Given problem
Starting from the line that contains "Decode this image", reproduce each line exactly through the end of the material, and include no other lines.

:::

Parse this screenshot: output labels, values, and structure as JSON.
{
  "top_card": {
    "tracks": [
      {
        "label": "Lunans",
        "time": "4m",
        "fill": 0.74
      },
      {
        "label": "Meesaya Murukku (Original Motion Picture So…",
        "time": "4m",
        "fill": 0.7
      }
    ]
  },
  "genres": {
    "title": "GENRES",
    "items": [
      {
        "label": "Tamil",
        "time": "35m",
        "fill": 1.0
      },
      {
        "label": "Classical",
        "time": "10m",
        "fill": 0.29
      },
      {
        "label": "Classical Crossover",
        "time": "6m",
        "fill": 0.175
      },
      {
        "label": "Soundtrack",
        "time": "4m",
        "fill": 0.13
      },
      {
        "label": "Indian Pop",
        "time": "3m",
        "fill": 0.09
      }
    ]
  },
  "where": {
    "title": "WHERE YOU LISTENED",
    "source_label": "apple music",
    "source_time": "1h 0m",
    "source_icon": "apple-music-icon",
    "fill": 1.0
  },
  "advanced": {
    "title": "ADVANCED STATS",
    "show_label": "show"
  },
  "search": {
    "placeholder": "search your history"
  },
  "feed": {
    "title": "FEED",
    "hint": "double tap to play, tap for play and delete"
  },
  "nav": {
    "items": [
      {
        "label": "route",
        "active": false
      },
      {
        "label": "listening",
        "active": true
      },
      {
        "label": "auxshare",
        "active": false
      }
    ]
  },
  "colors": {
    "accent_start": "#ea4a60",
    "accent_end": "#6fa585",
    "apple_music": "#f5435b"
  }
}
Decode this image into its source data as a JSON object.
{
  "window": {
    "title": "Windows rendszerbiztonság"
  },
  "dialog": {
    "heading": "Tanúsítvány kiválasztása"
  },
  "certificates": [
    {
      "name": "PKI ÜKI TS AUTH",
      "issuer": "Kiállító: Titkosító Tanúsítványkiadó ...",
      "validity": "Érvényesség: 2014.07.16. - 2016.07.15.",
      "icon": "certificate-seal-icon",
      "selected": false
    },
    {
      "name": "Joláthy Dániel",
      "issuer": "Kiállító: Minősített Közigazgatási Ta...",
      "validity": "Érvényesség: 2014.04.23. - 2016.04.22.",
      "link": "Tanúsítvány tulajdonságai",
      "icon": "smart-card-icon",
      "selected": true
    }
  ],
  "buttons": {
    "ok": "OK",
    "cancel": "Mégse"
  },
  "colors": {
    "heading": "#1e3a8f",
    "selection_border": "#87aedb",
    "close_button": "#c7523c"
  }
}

:::

Solution for this task
Decode this image into its source data as a JSON object.
{
  "window": {
    "title": "Windows rendszerbiztonság"
  },
  "dialog": {
    "heading": "Tanúsítvány kiválasztása"
  },
  "certificates": [
    {
      "name": "PKI ÜKI TS AUTH",
      "issuer": "Kiállító: Titkosító Tanúsítványkiadó ...",
      "validity": "Érvényesség: 2014.07.16. - 2016.07.15.",
      "icon": "certificate-seal-icon",
      "selected": false
    },
    {
      "name": "Joláthy Dániel",
      "issuer": "Kiállító: Minősített Közigazgatási Ta...",
      "validity": "Érvényesség: 2014.04.23. - 2016.04.22.",
      "link": "Tanúsítvány tulajdonságai",
      "icon": "smart-card-icon",
      "selected": true
    }
  ],
  "buttons": {
    "ok": "OK",
    "cancel": "Mégse"
  },
  "colors": {
    "heading": "#1e3a8f",
    "selection_border": "#87aedb",
    "close_button": "#c7523c"
  }
}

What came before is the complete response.